Data entries:
--- Start ---

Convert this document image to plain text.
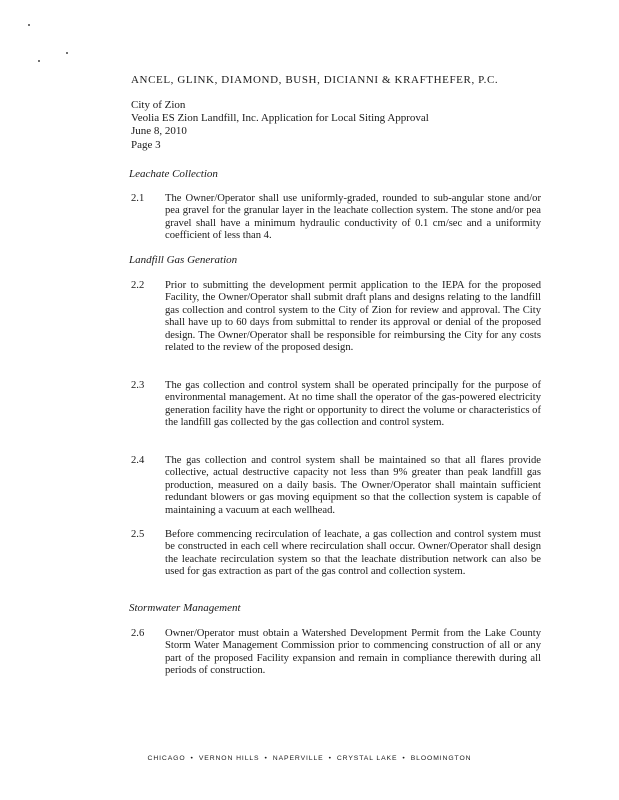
ANCEL, GLINK, DIAMOND, BUSH, DICIANNI & KRAFTHEFER, P.C.
City of Zion
Veolia ES Zion Landfill, Inc. Application for Local Siting Approval
June 8, 2010
Page 3
Leachate Collection
2.1 The Owner/Operator shall use uniformly-graded, rounded to sub-angular stone and/or pea gravel for the granular layer in the leachate collection system. The stone and/or pea gravel shall have a minimum hydraulic conductivity of 0.1 cm/sec and a uniformity coefficient of less than 4.
Landfill Gas Generation
2.2 Prior to submitting the development permit application to the IEPA for the proposed Facility, the Owner/Operator shall submit draft plans and designs relating to the landfill gas collection and control system to the City of Zion for review and approval. The City shall have up to 60 days from submittal to render its approval or denial of the proposed design. The Owner/Operator shall be responsible for reimbursing the City for any costs related to the review of the proposed design.
2.3 The gas collection and control system shall be operated principally for the purpose of environmental management. At no time shall the operator of the gas-powered electricity generation facility have the right or opportunity to direct the volume or characteristics of the landfill gas collected by the gas collection and control system.
2.4 The gas collection and control system shall be maintained so that all flares provide collective, actual destructive capacity not less than 9% greater than peak landfill gas production, measured on a daily basis. The Owner/Operator shall maintain sufficient redundant blowers or gas moving equipment so that the collection system is capable of maintaining a vacuum at each wellhead.
2.5 Before commencing recirculation of leachate, a gas collection and control system must be constructed in each cell where recirculation shall occur. Owner/Operator shall design the leachate recirculation system so that the leachate distribution network can also be used for gas extraction as part of the gas control and collection system.
Stormwater Management
2.6 Owner/Operator must obtain a Watershed Development Permit from the Lake County Storm Water Management Commission prior to commencing construction of all or any part of the proposed Facility expansion and remain in compliance therewith during all periods of construction.
CHICAGO • VERNON HILLS • NAPERVILLE • CRYSTAL LAKE • BLOOMINGTON
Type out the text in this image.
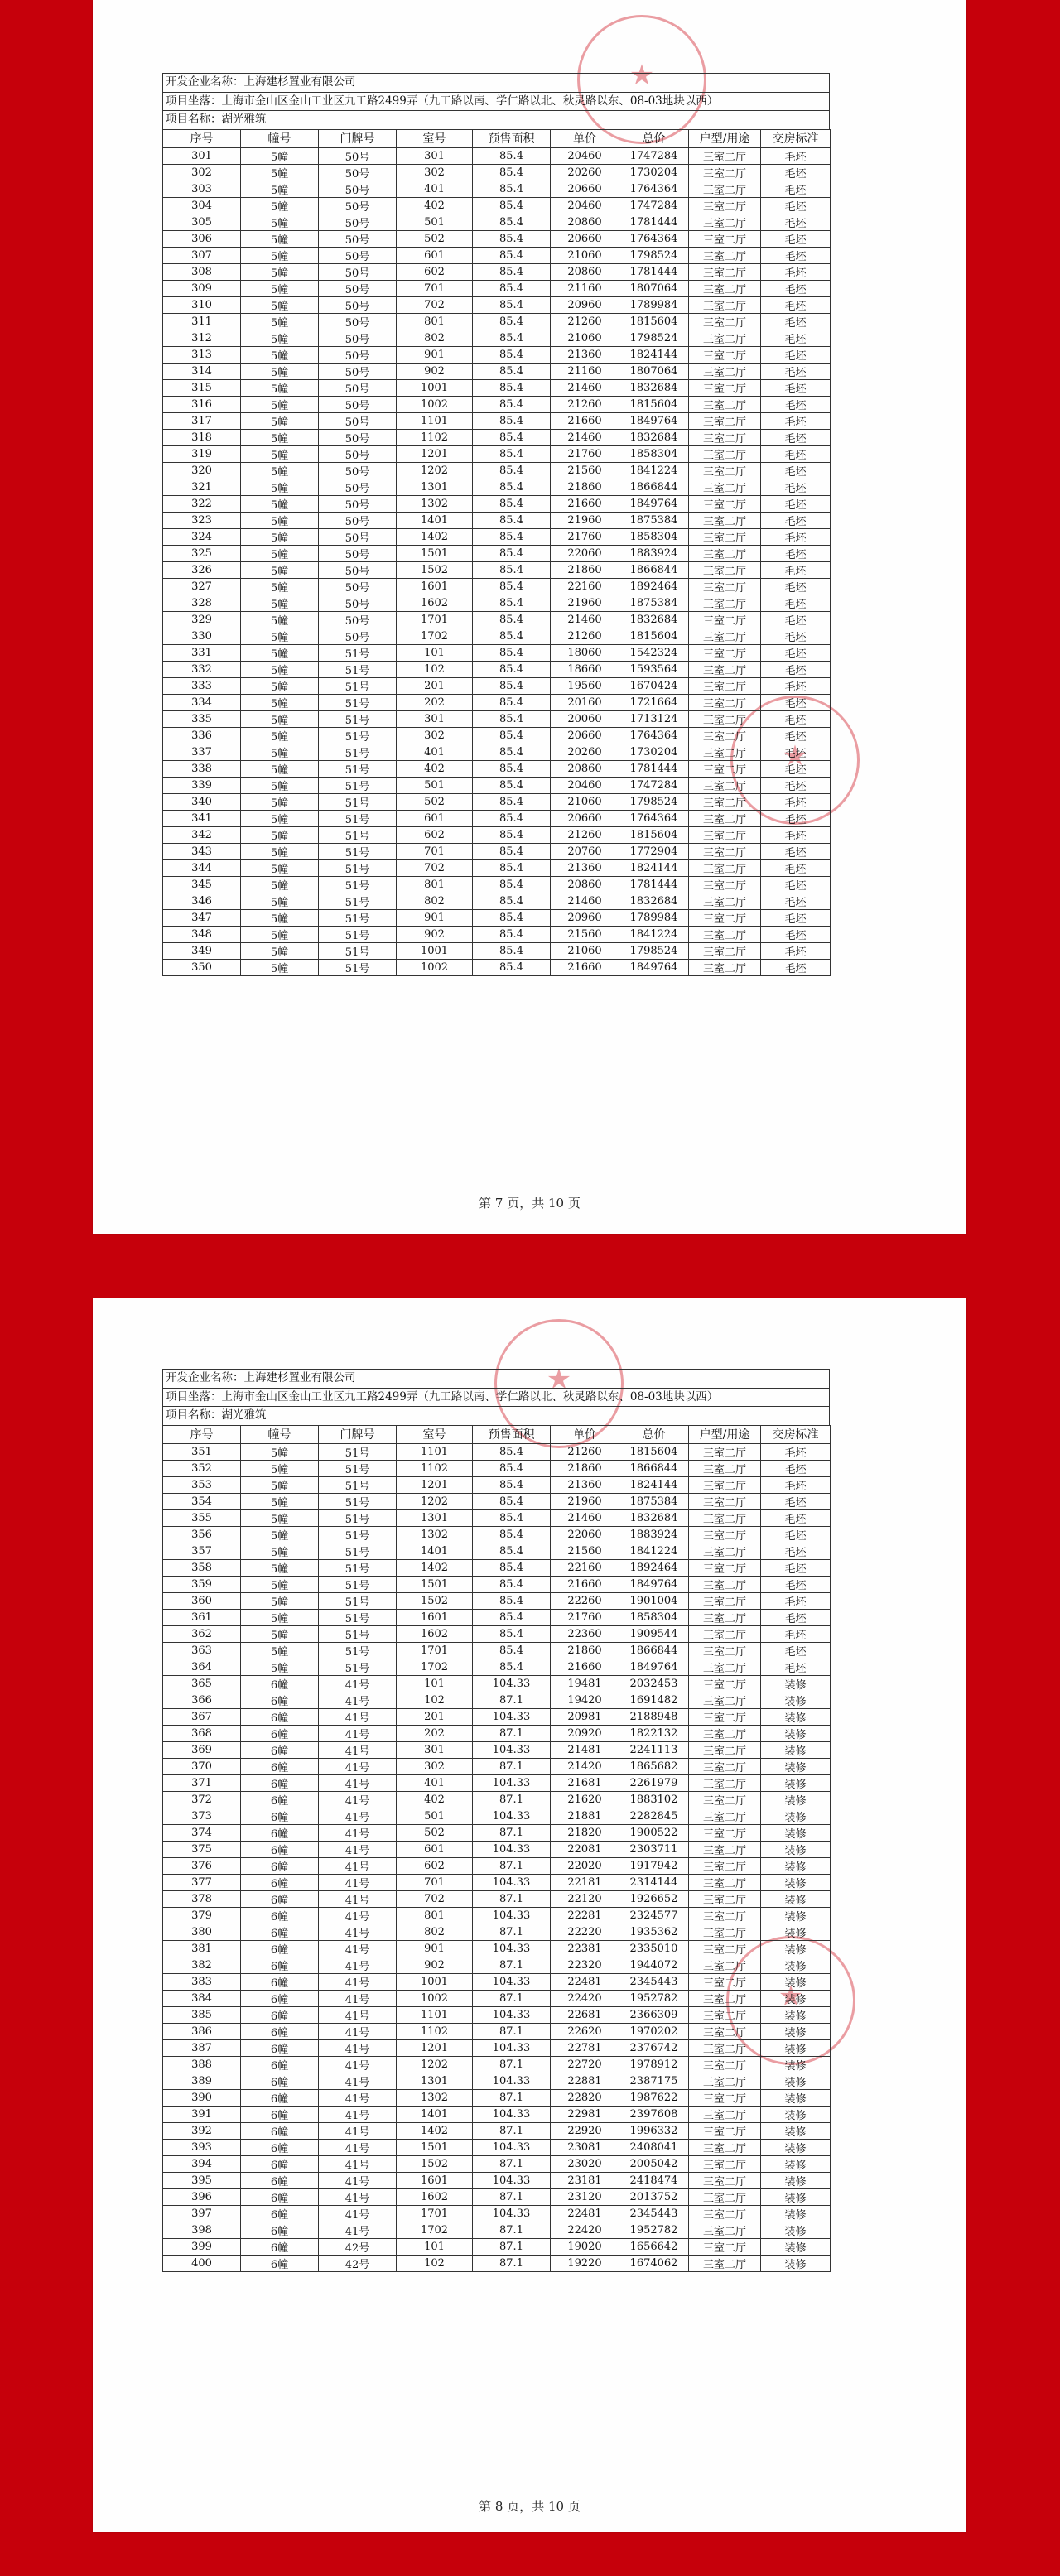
★
★
开发企业名称：上海建杉置业有限公司
项目坐落：上海市金山区金山工业区九工路2499弄（九工路以南、学仁路以北、秋灵路以东、08-03地块以西）
项目名称：湖光雅筑
序号	幢号	门牌号	室号	预售面积	单价	总价	户型/用途	交房标准
301	5幢	50号	301	85.4	20460	1747284	三室二厅	毛坯
302	5幢	50号	302	85.4	20260	1730204	三室二厅	毛坯
303	5幢	50号	401	85.4	20660	1764364	三室二厅	毛坯
304	5幢	50号	402	85.4	20460	1747284	三室二厅	毛坯
305	5幢	50号	501	85.4	20860	1781444	三室二厅	毛坯
306	5幢	50号	502	85.4	20660	1764364	三室二厅	毛坯
307	5幢	50号	601	85.4	21060	1798524	三室二厅	毛坯
308	5幢	50号	602	85.4	20860	1781444	三室二厅	毛坯
309	5幢	50号	701	85.4	21160	1807064	三室二厅	毛坯
310	5幢	50号	702	85.4	20960	1789984	三室二厅	毛坯
311	5幢	50号	801	85.4	21260	1815604	三室二厅	毛坯
312	5幢	50号	802	85.4	21060	1798524	三室二厅	毛坯
313	5幢	50号	901	85.4	21360	1824144	三室二厅	毛坯
314	5幢	50号	902	85.4	21160	1807064	三室二厅	毛坯
315	5幢	50号	1001	85.4	21460	1832684	三室二厅	毛坯
316	5幢	50号	1002	85.4	21260	1815604	三室二厅	毛坯
317	5幢	50号	1101	85.4	21660	1849764	三室二厅	毛坯
318	5幢	50号	1102	85.4	21460	1832684	三室二厅	毛坯
319	5幢	50号	1201	85.4	21760	1858304	三室二厅	毛坯
320	5幢	50号	1202	85.4	21560	1841224	三室二厅	毛坯
321	5幢	50号	1301	85.4	21860	1866844	三室二厅	毛坯
322	5幢	50号	1302	85.4	21660	1849764	三室二厅	毛坯
323	5幢	50号	1401	85.4	21960	1875384	三室二厅	毛坯
324	5幢	50号	1402	85.4	21760	1858304	三室二厅	毛坯
325	5幢	50号	1501	85.4	22060	1883924	三室二厅	毛坯
326	5幢	50号	1502	85.4	21860	1866844	三室二厅	毛坯
327	5幢	50号	1601	85.4	22160	1892464	三室二厅	毛坯
328	5幢	50号	1602	85.4	21960	1875384	三室二厅	毛坯
329	5幢	50号	1701	85.4	21460	1832684	三室二厅	毛坯
330	5幢	50号	1702	85.4	21260	1815604	三室二厅	毛坯
331	5幢	51号	101	85.4	18060	1542324	三室二厅	毛坯
332	5幢	51号	102	85.4	18660	1593564	三室二厅	毛坯
333	5幢	51号	201	85.4	19560	1670424	三室二厅	毛坯
334	5幢	51号	202	85.4	20160	1721664	三室二厅	毛坯
335	5幢	51号	301	85.4	20060	1713124	三室二厅	毛坯
336	5幢	51号	302	85.4	20660	1764364	三室二厅	毛坯
337	5幢	51号	401	85.4	20260	1730204	三室二厅	毛坯
338	5幢	51号	402	85.4	20860	1781444	三室二厅	毛坯
339	5幢	51号	501	85.4	20460	1747284	三室二厅	毛坯
340	5幢	51号	502	85.4	21060	1798524	三室二厅	毛坯
341	5幢	51号	601	85.4	20660	1764364	三室二厅	毛坯
342	5幢	51号	602	85.4	21260	1815604	三室二厅	毛坯
343	5幢	51号	701	85.4	20760	1772904	三室二厅	毛坯
344	5幢	51号	702	85.4	21360	1824144	三室二厅	毛坯
345	5幢	51号	801	85.4	20860	1781444	三室二厅	毛坯
346	5幢	51号	802	85.4	21460	1832684	三室二厅	毛坯
347	5幢	51号	901	85.4	20960	1789984	三室二厅	毛坯
348	5幢	51号	902	85.4	21560	1841224	三室二厅	毛坯
349	5幢	51号	1001	85.4	21060	1798524	三室二厅	毛坯
350	5幢	51号	1002	85.4	21660	1849764	三室二厅	毛坯
第 7 页，共 10 页
★
★
开发企业名称：上海建杉置业有限公司
项目坐落：上海市金山区金山工业区九工路2499弄（九工路以南、学仁路以北、秋灵路以东、08-03地块以西）
项目名称：湖光雅筑
序号	幢号	门牌号	室号	预售面积	单价	总价	户型/用途	交房标准
351	5幢	51号	1101	85.4	21260	1815604	三室二厅	毛坯
352	5幢	51号	1102	85.4	21860	1866844	三室二厅	毛坯
353	5幢	51号	1201	85.4	21360	1824144	三室二厅	毛坯
354	5幢	51号	1202	85.4	21960	1875384	三室二厅	毛坯
355	5幢	51号	1301	85.4	21460	1832684	三室二厅	毛坯
356	5幢	51号	1302	85.4	22060	1883924	三室二厅	毛坯
357	5幢	51号	1401	85.4	21560	1841224	三室二厅	毛坯
358	5幢	51号	1402	85.4	22160	1892464	三室二厅	毛坯
359	5幢	51号	1501	85.4	21660	1849764	三室二厅	毛坯
360	5幢	51号	1502	85.4	22260	1901004	三室二厅	毛坯
361	5幢	51号	1601	85.4	21760	1858304	三室二厅	毛坯
362	5幢	51号	1602	85.4	22360	1909544	三室二厅	毛坯
363	5幢	51号	1701	85.4	21860	1866844	三室二厅	毛坯
364	5幢	51号	1702	85.4	21660	1849764	三室二厅	毛坯
365	6幢	41号	101	104.33	19481	2032453	三室二厅	装修
366	6幢	41号	102	87.1	19420	1691482	三室二厅	装修
367	6幢	41号	201	104.33	20981	2188948	三室二厅	装修
368	6幢	41号	202	87.1	20920	1822132	三室二厅	装修
369	6幢	41号	301	104.33	21481	2241113	三室二厅	装修
370	6幢	41号	302	87.1	21420	1865682	三室二厅	装修
371	6幢	41号	401	104.33	21681	2261979	三室二厅	装修
372	6幢	41号	402	87.1	21620	1883102	三室二厅	装修
373	6幢	41号	501	104.33	21881	2282845	三室二厅	装修
374	6幢	41号	502	87.1	21820	1900522	三室二厅	装修
375	6幢	41号	601	104.33	22081	2303711	三室二厅	装修
376	6幢	41号	602	87.1	22020	1917942	三室二厅	装修
377	6幢	41号	701	104.33	22181	2314144	三室二厅	装修
378	6幢	41号	702	87.1	22120	1926652	三室二厅	装修
379	6幢	41号	801	104.33	22281	2324577	三室二厅	装修
380	6幢	41号	802	87.1	22220	1935362	三室二厅	装修
381	6幢	41号	901	104.33	22381	2335010	三室二厅	装修
382	6幢	41号	902	87.1	22320	1944072	三室二厅	装修
383	6幢	41号	1001	104.33	22481	2345443	三室二厅	装修
384	6幢	41号	1002	87.1	22420	1952782	三室二厅	装修
385	6幢	41号	1101	104.33	22681	2366309	三室二厅	装修
386	6幢	41号	1102	87.1	22620	1970202	三室二厅	装修
387	6幢	41号	1201	104.33	22781	2376742	三室二厅	装修
388	6幢	41号	1202	87.1	22720	1978912	三室二厅	装修
389	6幢	41号	1301	104.33	22881	2387175	三室二厅	装修
390	6幢	41号	1302	87.1	22820	1987622	三室二厅	装修
391	6幢	41号	1401	104.33	22981	2397608	三室二厅	装修
392	6幢	41号	1402	87.1	22920	1996332	三室二厅	装修
393	6幢	41号	1501	104.33	23081	2408041	三室二厅	装修
394	6幢	41号	1502	87.1	23020	2005042	三室二厅	装修
395	6幢	41号	1601	104.33	23181	2418474	三室二厅	装修
396	6幢	41号	1602	87.1	23120	2013752	三室二厅	装修
397	6幢	41号	1701	104.33	22481	2345443	三室二厅	装修
398	6幢	41号	1702	87.1	22420	1952782	三室二厅	装修
399	6幢	42号	101	87.1	19020	1656642	三室二厅	装修
400	6幢	42号	102	87.1	19220	1674062	三室二厅	装修
第 8 页，共 10 页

--- End ---

Determine the number of lines in the data that contain "Zion" as a word or string, and state only that number.

3